[start]
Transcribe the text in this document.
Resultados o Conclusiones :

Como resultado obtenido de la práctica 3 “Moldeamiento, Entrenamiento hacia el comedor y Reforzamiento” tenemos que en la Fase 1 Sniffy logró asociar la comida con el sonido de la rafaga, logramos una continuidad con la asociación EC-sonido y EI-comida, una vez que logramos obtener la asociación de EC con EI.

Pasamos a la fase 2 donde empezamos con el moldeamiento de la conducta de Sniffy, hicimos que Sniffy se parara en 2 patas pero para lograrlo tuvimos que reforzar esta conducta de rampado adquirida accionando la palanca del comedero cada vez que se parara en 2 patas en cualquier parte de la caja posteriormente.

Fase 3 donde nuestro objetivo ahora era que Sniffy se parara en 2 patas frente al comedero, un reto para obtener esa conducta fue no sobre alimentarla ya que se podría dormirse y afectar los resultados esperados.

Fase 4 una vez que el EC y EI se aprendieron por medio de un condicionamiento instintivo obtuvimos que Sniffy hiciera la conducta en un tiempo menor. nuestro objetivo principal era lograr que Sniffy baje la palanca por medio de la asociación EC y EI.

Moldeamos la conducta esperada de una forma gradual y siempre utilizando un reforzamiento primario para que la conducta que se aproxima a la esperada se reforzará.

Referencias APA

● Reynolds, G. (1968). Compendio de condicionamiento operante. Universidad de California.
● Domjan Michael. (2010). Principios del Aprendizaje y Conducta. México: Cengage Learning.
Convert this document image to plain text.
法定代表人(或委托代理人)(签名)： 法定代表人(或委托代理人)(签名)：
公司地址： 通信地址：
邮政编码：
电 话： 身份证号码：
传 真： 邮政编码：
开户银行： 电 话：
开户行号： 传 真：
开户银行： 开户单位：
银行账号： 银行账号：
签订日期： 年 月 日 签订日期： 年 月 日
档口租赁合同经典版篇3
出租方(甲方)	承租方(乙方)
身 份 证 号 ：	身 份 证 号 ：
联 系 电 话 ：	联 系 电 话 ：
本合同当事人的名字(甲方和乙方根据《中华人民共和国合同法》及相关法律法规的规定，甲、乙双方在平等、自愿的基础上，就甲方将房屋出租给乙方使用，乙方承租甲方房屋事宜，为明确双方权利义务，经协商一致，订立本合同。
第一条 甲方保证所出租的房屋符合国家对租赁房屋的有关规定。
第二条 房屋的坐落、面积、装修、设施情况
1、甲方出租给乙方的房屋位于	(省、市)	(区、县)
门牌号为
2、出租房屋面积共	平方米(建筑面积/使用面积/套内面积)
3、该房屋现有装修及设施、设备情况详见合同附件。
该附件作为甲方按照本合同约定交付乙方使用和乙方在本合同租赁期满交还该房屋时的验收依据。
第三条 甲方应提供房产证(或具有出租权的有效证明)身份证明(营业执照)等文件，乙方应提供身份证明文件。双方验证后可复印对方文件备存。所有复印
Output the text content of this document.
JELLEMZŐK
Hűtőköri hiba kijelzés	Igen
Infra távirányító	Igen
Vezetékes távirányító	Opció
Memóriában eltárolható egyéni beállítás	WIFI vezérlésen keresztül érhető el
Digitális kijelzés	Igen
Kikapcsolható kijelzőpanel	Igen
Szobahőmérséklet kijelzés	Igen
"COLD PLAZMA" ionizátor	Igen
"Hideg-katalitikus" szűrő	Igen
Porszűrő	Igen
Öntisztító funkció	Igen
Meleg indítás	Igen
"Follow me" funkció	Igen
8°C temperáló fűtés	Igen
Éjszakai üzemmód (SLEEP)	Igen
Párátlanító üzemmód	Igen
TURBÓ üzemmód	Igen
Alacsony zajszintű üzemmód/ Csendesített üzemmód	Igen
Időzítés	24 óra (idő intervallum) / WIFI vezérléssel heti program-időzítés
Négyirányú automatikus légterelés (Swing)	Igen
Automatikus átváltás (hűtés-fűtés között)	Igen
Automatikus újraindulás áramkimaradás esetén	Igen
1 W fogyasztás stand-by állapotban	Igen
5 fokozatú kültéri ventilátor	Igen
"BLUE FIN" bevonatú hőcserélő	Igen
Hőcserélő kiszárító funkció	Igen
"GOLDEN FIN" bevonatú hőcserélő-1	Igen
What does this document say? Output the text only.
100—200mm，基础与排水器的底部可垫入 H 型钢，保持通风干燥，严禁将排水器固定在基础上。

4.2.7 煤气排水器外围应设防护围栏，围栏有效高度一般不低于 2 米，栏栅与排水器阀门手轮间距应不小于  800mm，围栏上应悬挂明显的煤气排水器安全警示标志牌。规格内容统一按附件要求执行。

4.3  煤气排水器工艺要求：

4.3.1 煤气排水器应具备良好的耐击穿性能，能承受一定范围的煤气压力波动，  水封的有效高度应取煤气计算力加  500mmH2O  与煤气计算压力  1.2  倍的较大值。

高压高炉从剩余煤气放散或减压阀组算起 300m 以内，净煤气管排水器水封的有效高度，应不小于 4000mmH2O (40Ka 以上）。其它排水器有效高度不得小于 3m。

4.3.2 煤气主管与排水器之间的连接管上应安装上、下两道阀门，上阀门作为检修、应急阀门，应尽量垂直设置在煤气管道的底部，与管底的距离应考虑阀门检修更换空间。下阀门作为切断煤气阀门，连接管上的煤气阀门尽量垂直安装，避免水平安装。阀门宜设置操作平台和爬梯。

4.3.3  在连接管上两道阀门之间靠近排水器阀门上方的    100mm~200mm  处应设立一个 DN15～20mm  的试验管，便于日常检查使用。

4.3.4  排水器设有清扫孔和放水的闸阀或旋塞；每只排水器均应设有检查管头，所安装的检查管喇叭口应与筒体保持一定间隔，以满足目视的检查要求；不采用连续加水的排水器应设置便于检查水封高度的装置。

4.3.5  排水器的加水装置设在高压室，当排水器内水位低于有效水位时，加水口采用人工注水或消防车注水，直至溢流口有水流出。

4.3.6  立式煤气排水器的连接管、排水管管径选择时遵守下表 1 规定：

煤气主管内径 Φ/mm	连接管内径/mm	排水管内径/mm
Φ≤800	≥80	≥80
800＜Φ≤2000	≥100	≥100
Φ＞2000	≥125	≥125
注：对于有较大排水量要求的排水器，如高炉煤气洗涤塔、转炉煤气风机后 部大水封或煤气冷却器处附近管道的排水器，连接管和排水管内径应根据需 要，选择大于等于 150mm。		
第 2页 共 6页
[end]
Goal:
Repeat the entries above exactly, leaving nothing out.

Exercise response:
Transcribe the text in this document.
Resultados o Conclusiones :

Como resultado obtenido de la práctica 3 “Moldeamiento, Entrenamiento hacia el comedor y Reforzamiento” tenemos que en la Fase 1 Sniffy logró asociar la comida con el sonido de la rafaga, logramos una continuidad con la asociación EC-sonido y EI-comida, una vez que logramos obtener la asociación de EC con EI.

Pasamos a la fase 2 donde empezamos con el moldeamiento de la conducta de Sniffy, hicimos que Sniffy se parara en 2 patas pero para lograrlo tuvimos que reforzar esta conducta de rampado adquirida accionando la palanca del comedero cada vez que se parara en 2 patas en cualquier parte de la caja posteriormente.

Fase 3 donde nuestro objetivo ahora era que Sniffy se parara en 2 patas frente al comedero, un reto para obtener esa conducta fue no sobre alimentarla ya que se podría dormirse y afectar los resultados esperados.

Fase 4 una vez que el EC y EI se aprendieron por medio de un condicionamiento instintivo obtuvimos que Sniffy hiciera la conducta en un tiempo menor. nuestro objetivo principal era lograr que Sniffy baje la palanca por medio de la asociación EC y EI.

Moldeamos la conducta esperada de una forma gradual y siempre utilizando un reforzamiento primario para que la conducta que se aproxima a la esperada se reforzará.

Referencias APA

● Reynolds, G. (1968). Compendio de condicionamiento operante. Universidad de California.
● Domjan Michael. (2010). Principios del Aprendizaje y Conducta. México: Cengage Learning.
Convert this document image to plain text.
法定代表人(或委托代理人)(签名)： 法定代表人(或委托代理人)(签名)：
公司地址： 通信地址：
邮政编码：
电 话： 身份证号码：
传 真： 邮政编码：
开户银行： 电 话：
开户行号： 传 真：
开户银行： 开户单位：
银行账号： 银行账号：
签订日期： 年 月 日 签订日期： 年 月 日
档口租赁合同经典版篇3
出租方(甲方)	承租方(乙方)
身 份 证 号 ：	身 份 证 号 ：
联 系 电 话 ：	联 系 电 话 ：
本合同当事人的名字(甲方和乙方根据《中华人民共和国合同法》及相关法律法规的规定，甲、乙双方在平等、自愿的基础上，就甲方将房屋出租给乙方使用，乙方承租甲方房屋事宜，为明确双方权利义务，经协商一致，订立本合同。
第一条 甲方保证所出租的房屋符合国家对租赁房屋的有关规定。
第二条 房屋的坐落、面积、装修、设施情况
1、甲方出租给乙方的房屋位于	(省、市)	(区、县)
门牌号为
2、出租房屋面积共	平方米(建筑面积/使用面积/套内面积)
3、该房屋现有装修及设施、设备情况详见合同附件。
该附件作为甲方按照本合同约定交付乙方使用和乙方在本合同租赁期满交还该房屋时的验收依据。
第三条 甲方应提供房产证(或具有出租权的有效证明)身份证明(营业执照)等文件，乙方应提供身份证明文件。双方验证后可复印对方文件备存。所有复印
Output the text content of this document.
JELLEMZŐK
Hűtőköri hiba kijelzés	Igen
Infra távirányító	Igen
Vezetékes távirányító	Opció
Memóriában eltárolható egyéni beállítás	WIFI vezérlésen keresztül érhető el
Digitális kijelzés	Igen
Kikapcsolható kijelzőpanel	Igen
Szobahőmérséklet kijelzés	Igen
"COLD PLAZMA" ionizátor	Igen
"Hideg-katalitikus" szűrő	Igen
Porszűrő	Igen
Öntisztító funkció	Igen
Meleg indítás	Igen
"Follow me" funkció	Igen
8°C temperáló fűtés	Igen
Éjszakai üzemmód (SLEEP)	Igen
Párátlanító üzemmód	Igen
TURBÓ üzemmód	Igen
Alacsony zajszintű üzemmód/ Csendesített üzemmód	Igen
Időzítés	24 óra (idő intervallum) / WIFI vezérléssel heti program-időzítés
Négyirányú automatikus légterelés (Swing)	Igen
Automatikus átváltás (hűtés-fűtés között)	Igen
Automatikus újraindulás áramkimaradás esetén	Igen
1 W fogyasztás stand-by állapotban	Igen
5 fokozatú kültéri ventilátor	Igen
"BLUE FIN" bevonatú hőcserélő	Igen
Hőcserélő kiszárító funkció	Igen
"GOLDEN FIN" bevonatú hőcserélő-1	Igen
What does this document say? Output the text only.
100—200mm，基础与排水器的底部可垫入 H 型钢，保持通风干燥，严禁将排水器固定在基础上。

4.2.7 煤气排水器外围应设防护围栏，围栏有效高度一般不低于 2 米，栏栅与排水器阀门手轮间距应不小于  800mm，围栏上应悬挂明显的煤气排水器安全警示标志牌。规格内容统一按附件要求执行。

4.3  煤气排水器工艺要求：

4.3.1 煤气排水器应具备良好的耐击穿性能，能承受一定范围的煤气压力波动，  水封的有效高度应取煤气计算力加  500mmH2O  与煤气计算压力  1.2  倍的较大值。

高压高炉从剩余煤气放散或减压阀组算起 300m 以内，净煤气管排水器水封的有效高度，应不小于 4000mmH2O (40Ka 以上）。其它排水器有效高度不得小于 3m。

4.3.2 煤气主管与排水器之间的连接管上应安装上、下两道阀门，上阀门作为检修、应急阀门，应尽量垂直设置在煤气管道的底部，与管底的距离应考虑阀门检修更换空间。下阀门作为切断煤气阀门，连接管上的煤气阀门尽量垂直安装，避免水平安装。阀门宜设置操作平台和爬梯。

4.3.3  在连接管上两道阀门之间靠近排水器阀门上方的    100mm~200mm  处应设立一个 DN15～20mm  的试验管，便于日常检查使用。

4.3.4  排水器设有清扫孔和放水的闸阀或旋塞；每只排水器均应设有检查管头，所安装的检查管喇叭口应与筒体保持一定间隔，以满足目视的检查要求；不采用连续加水的排水器应设置便于检查水封高度的装置。

4.3.5  排水器的加水装置设在高压室，当排水器内水位低于有效水位时，加水口采用人工注水或消防车注水，直至溢流口有水流出。

4.3.6  立式煤气排水器的连接管、排水管管径选择时遵守下表 1 规定：

煤气主管内径 Φ/mm	连接管内径/mm	排水管内径/mm
Φ≤800	≥80	≥80
800＜Φ≤2000	≥100	≥100
Φ＞2000	≥125	≥125
注：对于有较大排水量要求的排水器，如高炉煤气洗涤塔、转炉煤气风机后 部大水封或煤气冷却器处附近管道的排水器，连接管和排水管内径应根据需 要，选择大于等于 150mm。		
第 2页 共 6页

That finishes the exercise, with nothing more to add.